- **DATA SHOWN**

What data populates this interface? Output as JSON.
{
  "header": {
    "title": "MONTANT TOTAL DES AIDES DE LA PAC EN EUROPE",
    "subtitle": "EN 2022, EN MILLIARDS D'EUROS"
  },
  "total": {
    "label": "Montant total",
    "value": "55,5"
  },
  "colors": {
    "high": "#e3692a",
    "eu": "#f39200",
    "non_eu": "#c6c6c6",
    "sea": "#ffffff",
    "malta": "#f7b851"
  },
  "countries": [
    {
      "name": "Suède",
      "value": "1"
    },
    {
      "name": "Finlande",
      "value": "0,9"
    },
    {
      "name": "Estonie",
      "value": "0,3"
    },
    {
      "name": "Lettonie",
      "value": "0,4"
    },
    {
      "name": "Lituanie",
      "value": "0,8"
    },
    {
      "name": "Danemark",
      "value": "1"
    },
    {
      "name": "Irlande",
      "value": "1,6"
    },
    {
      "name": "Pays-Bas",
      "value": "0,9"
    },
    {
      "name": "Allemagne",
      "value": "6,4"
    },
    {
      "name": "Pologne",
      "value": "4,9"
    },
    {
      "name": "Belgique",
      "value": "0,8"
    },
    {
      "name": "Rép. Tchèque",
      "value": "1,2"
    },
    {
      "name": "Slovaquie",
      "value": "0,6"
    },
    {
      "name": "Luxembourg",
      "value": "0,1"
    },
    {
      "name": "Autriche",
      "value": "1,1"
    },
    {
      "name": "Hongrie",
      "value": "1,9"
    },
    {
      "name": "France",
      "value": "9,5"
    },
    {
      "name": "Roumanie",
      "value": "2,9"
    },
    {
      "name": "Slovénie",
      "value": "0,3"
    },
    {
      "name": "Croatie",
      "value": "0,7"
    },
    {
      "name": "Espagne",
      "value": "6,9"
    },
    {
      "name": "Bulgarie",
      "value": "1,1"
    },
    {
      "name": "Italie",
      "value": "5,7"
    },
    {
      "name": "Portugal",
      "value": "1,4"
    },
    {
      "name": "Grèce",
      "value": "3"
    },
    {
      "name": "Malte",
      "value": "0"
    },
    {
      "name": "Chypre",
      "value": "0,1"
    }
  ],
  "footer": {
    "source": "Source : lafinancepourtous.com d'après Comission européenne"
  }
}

- **EXERCISE TASK**
Output the full listing exactly as it stands.

- **COMPLETE OUTPUT**
What data populates this interface? Output as JSON.
{
  "header": {
    "title": "MONTANT TOTAL DES AIDES DE LA PAC EN EUROPE",
    "subtitle": "EN 2022, EN MILLIARDS D'EUROS"
  },
  "total": {
    "label": "Montant total",
    "value": "55,5"
  },
  "colors": {
    "high": "#e3692a",
    "eu": "#f39200",
    "non_eu": "#c6c6c6",
    "sea": "#ffffff",
    "malta": "#f7b851"
  },
  "countries": [
    {
      "name": "Suède",
      "value": "1"
    },
    {
      "name": "Finlande",
      "value": "0,9"
    },
    {
      "name": "Estonie",
      "value": "0,3"
    },
    {
      "name": "Lettonie",
      "value": "0,4"
    },
    {
      "name": "Lituanie",
      "value": "0,8"
    },
    {
      "name": "Danemark",
      "value": "1"
    },
    {
      "name": "Irlande",
      "value": "1,6"
    },
    {
      "name": "Pays-Bas",
      "value": "0,9"
    },
    {
      "name": "Allemagne",
      "value": "6,4"
    },
    {
      "name": "Pologne",
      "value": "4,9"
    },
    {
      "name": "Belgique",
      "value": "0,8"
    },
    {
      "name": "Rép. Tchèque",
      "value": "1,2"
    },
    {
      "name": "Slovaquie",
      "value": "0,6"
    },
    {
      "name": "Luxembourg",
      "value": "0,1"
    },
    {
      "name": "Autriche",
      "value": "1,1"
    },
    {
      "name": "Hongrie",
      "value": "1,9"
    },
    {
      "name": "France",
      "value": "9,5"
    },
    {
      "name": "Roumanie",
      "value": "2,9"
    },
    {
      "name": "Slovénie",
      "value": "0,3"
    },
    {
      "name": "Croatie",
      "value": "0,7"
    },
    {
      "name": "Espagne",
      "value": "6,9"
    },
    {
      "name": "Bulgarie",
      "value": "1,1"
    },
    {
      "name": "Italie",
      "value": "5,7"
    },
    {
      "name": "Portugal",
      "value": "1,4"
    },
    {
      "name": "Grèce",
      "value": "3"
    },
    {
      "name": "Malte",
      "value": "0"
    },
    {
      "name": "Chypre",
      "value": "0,1"
    }
  ],
  "footer": {
    "source": "Source : lafinancepourtous.com d'après Comission européenne"
  }
}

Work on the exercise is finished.